(The data)
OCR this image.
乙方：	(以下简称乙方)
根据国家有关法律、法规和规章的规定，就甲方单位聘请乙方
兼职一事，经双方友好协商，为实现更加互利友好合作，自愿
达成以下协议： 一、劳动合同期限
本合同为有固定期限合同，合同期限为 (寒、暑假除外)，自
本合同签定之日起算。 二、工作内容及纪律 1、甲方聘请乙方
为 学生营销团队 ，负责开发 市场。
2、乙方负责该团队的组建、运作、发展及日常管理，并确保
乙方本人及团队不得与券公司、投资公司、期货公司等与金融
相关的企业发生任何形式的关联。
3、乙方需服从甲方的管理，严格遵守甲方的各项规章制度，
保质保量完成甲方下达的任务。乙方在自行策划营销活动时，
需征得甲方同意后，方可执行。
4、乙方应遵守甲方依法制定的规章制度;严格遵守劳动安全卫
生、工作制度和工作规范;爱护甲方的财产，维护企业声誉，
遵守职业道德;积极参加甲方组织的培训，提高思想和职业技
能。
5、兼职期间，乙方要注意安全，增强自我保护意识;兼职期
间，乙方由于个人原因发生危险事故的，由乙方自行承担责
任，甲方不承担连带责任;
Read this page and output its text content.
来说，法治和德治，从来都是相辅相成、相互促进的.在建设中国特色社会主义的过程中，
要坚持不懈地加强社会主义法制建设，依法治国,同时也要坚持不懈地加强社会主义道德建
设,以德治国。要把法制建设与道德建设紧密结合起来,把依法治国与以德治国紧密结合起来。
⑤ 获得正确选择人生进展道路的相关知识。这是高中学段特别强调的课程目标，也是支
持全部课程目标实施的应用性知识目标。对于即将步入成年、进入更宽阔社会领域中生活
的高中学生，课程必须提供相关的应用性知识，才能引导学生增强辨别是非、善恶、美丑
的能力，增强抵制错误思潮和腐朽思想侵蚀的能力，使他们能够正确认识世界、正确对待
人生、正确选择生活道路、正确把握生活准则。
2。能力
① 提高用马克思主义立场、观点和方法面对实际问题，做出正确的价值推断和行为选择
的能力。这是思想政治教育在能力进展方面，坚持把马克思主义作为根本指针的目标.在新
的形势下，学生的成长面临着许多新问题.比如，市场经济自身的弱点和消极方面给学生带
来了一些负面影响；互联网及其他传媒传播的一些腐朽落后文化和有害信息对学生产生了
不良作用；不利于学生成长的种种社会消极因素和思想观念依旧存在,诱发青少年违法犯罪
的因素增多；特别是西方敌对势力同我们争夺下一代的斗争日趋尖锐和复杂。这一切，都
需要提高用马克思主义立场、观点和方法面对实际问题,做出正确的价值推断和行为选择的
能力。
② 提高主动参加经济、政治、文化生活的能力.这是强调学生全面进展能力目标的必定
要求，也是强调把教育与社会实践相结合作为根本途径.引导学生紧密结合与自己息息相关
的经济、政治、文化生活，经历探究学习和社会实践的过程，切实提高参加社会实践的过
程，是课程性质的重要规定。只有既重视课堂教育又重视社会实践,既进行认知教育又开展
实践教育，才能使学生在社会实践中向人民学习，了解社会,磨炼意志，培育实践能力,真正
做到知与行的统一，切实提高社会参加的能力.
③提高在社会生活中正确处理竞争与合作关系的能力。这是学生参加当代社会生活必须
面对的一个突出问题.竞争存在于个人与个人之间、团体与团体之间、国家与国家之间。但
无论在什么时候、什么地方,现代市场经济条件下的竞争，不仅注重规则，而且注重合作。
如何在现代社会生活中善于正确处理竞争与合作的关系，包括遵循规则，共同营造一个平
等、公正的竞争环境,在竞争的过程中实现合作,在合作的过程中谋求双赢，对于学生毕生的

(Objective)
Restate each entry exactly, skipping none.

(Final result)
OCR this image.
乙方：	(以下简称乙方)
根据国家有关法律、法规和规章的规定，就甲方单位聘请乙方
兼职一事，经双方友好协商，为实现更加互利友好合作，自愿
达成以下协议： 一、劳动合同期限
本合同为有固定期限合同，合同期限为 (寒、暑假除外)，自
本合同签定之日起算。 二、工作内容及纪律 1、甲方聘请乙方
为 学生营销团队 ，负责开发 市场。
2、乙方负责该团队的组建、运作、发展及日常管理，并确保
乙方本人及团队不得与券公司、投资公司、期货公司等与金融
相关的企业发生任何形式的关联。
3、乙方需服从甲方的管理，严格遵守甲方的各项规章制度，
保质保量完成甲方下达的任务。乙方在自行策划营销活动时，
需征得甲方同意后，方可执行。
4、乙方应遵守甲方依法制定的规章制度;严格遵守劳动安全卫
生、工作制度和工作规范;爱护甲方的财产，维护企业声誉，
遵守职业道德;积极参加甲方组织的培训，提高思想和职业技
能。
5、兼职期间，乙方要注意安全，增强自我保护意识;兼职期
间，乙方由于个人原因发生危险事故的，由乙方自行承担责
任，甲方不承担连带责任;
Read this page and output its text content.
来说，法治和德治，从来都是相辅相成、相互促进的.在建设中国特色社会主义的过程中，
要坚持不懈地加强社会主义法制建设，依法治国,同时也要坚持不懈地加强社会主义道德建
设,以德治国。要把法制建设与道德建设紧密结合起来,把依法治国与以德治国紧密结合起来。
⑤ 获得正确选择人生进展道路的相关知识。这是高中学段特别强调的课程目标，也是支
持全部课程目标实施的应用性知识目标。对于即将步入成年、进入更宽阔社会领域中生活
的高中学生，课程必须提供相关的应用性知识，才能引导学生增强辨别是非、善恶、美丑
的能力，增强抵制错误思潮和腐朽思想侵蚀的能力，使他们能够正确认识世界、正确对待
人生、正确选择生活道路、正确把握生活准则。
2。能力
① 提高用马克思主义立场、观点和方法面对实际问题，做出正确的价值推断和行为选择
的能力。这是思想政治教育在能力进展方面，坚持把马克思主义作为根本指针的目标.在新
的形势下，学生的成长面临着许多新问题.比如，市场经济自身的弱点和消极方面给学生带
来了一些负面影响；互联网及其他传媒传播的一些腐朽落后文化和有害信息对学生产生了
不良作用；不利于学生成长的种种社会消极因素和思想观念依旧存在,诱发青少年违法犯罪
的因素增多；特别是西方敌对势力同我们争夺下一代的斗争日趋尖锐和复杂。这一切，都
需要提高用马克思主义立场、观点和方法面对实际问题,做出正确的价值推断和行为选择的
能力。
② 提高主动参加经济、政治、文化生活的能力.这是强调学生全面进展能力目标的必定
要求，也是强调把教育与社会实践相结合作为根本途径.引导学生紧密结合与自己息息相关
的经济、政治、文化生活，经历探究学习和社会实践的过程，切实提高参加社会实践的过
程，是课程性质的重要规定。只有既重视课堂教育又重视社会实践,既进行认知教育又开展
实践教育，才能使学生在社会实践中向人民学习，了解社会,磨炼意志，培育实践能力,真正
做到知与行的统一，切实提高社会参加的能力.
③提高在社会生活中正确处理竞争与合作关系的能力。这是学生参加当代社会生活必须
面对的一个突出问题.竞争存在于个人与个人之间、团体与团体之间、国家与国家之间。但
无论在什么时候、什么地方,现代市场经济条件下的竞争，不仅注重规则，而且注重合作。
如何在现代社会生活中善于正确处理竞争与合作的关系，包括遵循规则，共同营造一个平
等、公正的竞争环境,在竞争的过程中实现合作,在合作的过程中谋求双赢，对于学生毕生的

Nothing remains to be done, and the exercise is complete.